--- TASK ---
Extract every record, keeping each one exactly as it is.

------------------------------

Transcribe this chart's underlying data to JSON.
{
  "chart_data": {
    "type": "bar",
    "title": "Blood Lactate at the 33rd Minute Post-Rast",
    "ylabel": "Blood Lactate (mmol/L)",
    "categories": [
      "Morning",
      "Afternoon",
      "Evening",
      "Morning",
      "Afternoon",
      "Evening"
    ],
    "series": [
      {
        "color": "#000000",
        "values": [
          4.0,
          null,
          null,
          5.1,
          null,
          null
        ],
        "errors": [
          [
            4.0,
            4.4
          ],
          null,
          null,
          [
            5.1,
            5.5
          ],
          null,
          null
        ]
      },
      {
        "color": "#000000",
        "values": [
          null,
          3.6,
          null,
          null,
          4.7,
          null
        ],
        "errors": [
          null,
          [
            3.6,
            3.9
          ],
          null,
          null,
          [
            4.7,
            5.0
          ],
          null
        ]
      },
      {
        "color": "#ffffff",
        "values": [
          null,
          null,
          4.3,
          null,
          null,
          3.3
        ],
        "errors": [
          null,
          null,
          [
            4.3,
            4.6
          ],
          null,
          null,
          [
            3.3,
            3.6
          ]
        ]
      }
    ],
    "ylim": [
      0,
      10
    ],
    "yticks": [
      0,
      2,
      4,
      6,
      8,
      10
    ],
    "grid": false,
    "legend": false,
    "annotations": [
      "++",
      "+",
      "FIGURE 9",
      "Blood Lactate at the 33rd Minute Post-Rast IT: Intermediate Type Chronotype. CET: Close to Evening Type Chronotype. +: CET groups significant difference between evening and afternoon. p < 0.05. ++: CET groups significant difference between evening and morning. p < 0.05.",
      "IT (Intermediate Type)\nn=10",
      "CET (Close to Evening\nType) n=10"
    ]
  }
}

------------------------------

--- RESULT ---
Transcribe this chart's underlying data to JSON.
{
  "chart_data": {
    "type": "bar",
    "title": "Blood Lactate at the 33rd Minute Post-Rast",
    "ylabel": "Blood Lactate (mmol/L)",
    "categories": [
      "Morning",
      "Afternoon",
      "Evening",
      "Morning",
      "Afternoon",
      "Evening"
    ],
    "series": [
      {
        "color": "#000000",
        "values": [
          4.0,
          null,
          null,
          5.1,
          null,
          null
        ],
        "errors": [
          [
            4.0,
            4.4
          ],
          null,
          null,
          [
            5.1,
            5.5
          ],
          null,
          null
        ]
      },
      {
        "color": "#000000",
        "values": [
          null,
          3.6,
          null,
          null,
          4.7,
          null
        ],
        "errors": [
          null,
          [
            3.6,
            3.9
          ],
          null,
          null,
          [
            4.7,
            5.0
          ],
          null
        ]
      },
      {
        "color": "#ffffff",
        "values": [
          null,
          null,
          4.3,
          null,
          null,
          3.3
        ],
        "errors": [
          null,
          null,
          [
            4.3,
            4.6
          ],
          null,
          null,
          [
            3.3,
            3.6
          ]
        ]
      }
    ],
    "ylim": [
      0,
      10
    ],
    "yticks": [
      0,
      2,
      4,
      6,
      8,
      10
    ],
    "grid": false,
    "legend": false,
    "annotations": [
      "++",
      "+",
      "FIGURE 9",
      "Blood Lactate at the 33rd Minute Post-Rast IT: Intermediate Type Chronotype. CET: Close to Evening Type Chronotype. +: CET groups significant difference between evening and afternoon. p < 0.05. ++: CET groups significant difference between evening and morning. p < 0.05.",
      "IT (Intermediate Type)\nn=10",
      "CET (Close to Evening\nType) n=10"
    ]
  }
}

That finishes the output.